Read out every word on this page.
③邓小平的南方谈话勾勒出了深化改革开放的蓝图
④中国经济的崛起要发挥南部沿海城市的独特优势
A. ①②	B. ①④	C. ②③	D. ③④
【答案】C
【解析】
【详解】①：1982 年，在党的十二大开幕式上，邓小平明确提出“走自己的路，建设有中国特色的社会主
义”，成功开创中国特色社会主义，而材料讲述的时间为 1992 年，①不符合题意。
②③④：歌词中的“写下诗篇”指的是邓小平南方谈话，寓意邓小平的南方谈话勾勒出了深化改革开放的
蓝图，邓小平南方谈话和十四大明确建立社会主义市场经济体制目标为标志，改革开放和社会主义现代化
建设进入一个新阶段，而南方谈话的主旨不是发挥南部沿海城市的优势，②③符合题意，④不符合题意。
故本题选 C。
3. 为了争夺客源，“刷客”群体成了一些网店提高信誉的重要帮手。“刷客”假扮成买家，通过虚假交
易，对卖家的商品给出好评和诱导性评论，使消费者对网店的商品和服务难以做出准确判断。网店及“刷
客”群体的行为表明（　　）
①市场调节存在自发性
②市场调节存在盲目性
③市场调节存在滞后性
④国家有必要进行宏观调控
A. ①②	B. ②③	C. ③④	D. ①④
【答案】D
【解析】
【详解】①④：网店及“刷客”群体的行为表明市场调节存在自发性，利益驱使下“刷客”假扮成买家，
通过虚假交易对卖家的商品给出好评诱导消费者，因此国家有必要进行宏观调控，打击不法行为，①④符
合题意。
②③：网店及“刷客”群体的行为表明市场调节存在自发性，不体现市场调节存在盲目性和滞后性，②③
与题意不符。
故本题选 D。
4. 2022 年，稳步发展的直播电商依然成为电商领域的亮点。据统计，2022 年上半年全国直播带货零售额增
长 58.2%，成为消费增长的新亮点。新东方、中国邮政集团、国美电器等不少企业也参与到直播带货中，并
═══
> [DO THIS]
Repeat every entry word for word.

> [IN RESPONSE]
Read out every word on this page.
③邓小平的南方谈话勾勒出了深化改革开放的蓝图
④中国经济的崛起要发挥南部沿海城市的独特优势
A. ①②	B. ①④	C. ②③	D. ③④
【答案】C
【解析】
【详解】①：1982 年，在党的十二大开幕式上，邓小平明确提出“走自己的路，建设有中国特色的社会主
义”，成功开创中国特色社会主义，而材料讲述的时间为 1992 年，①不符合题意。
②③④：歌词中的“写下诗篇”指的是邓小平南方谈话，寓意邓小平的南方谈话勾勒出了深化改革开放的
蓝图，邓小平南方谈话和十四大明确建立社会主义市场经济体制目标为标志，改革开放和社会主义现代化
建设进入一个新阶段，而南方谈话的主旨不是发挥南部沿海城市的优势，②③符合题意，④不符合题意。
故本题选 C。
3. 为了争夺客源，“刷客”群体成了一些网店提高信誉的重要帮手。“刷客”假扮成买家，通过虚假交
易，对卖家的商品给出好评和诱导性评论，使消费者对网店的商品和服务难以做出准确判断。网店及“刷
客”群体的行为表明（　　）
①市场调节存在自发性
②市场调节存在盲目性
③市场调节存在滞后性
④国家有必要进行宏观调控
A. ①②	B. ②③	C. ③④	D. ①④
【答案】D
【解析】
【详解】①④：网店及“刷客”群体的行为表明市场调节存在自发性，利益驱使下“刷客”假扮成买家，
通过虚假交易对卖家的商品给出好评诱导消费者，因此国家有必要进行宏观调控，打击不法行为，①④符
合题意。
②③：网店及“刷客”群体的行为表明市场调节存在自发性，不体现市场调节存在盲目性和滞后性，②③
与题意不符。
故本题选 D。
4. 2022 年，稳步发展的直播电商依然成为电商领域的亮点。据统计，2022 年上半年全国直播带货零售额增
长 58.2%，成为消费增长的新亮点。新东方、中国邮政集团、国美电器等不少企业也参与到直播带货中，并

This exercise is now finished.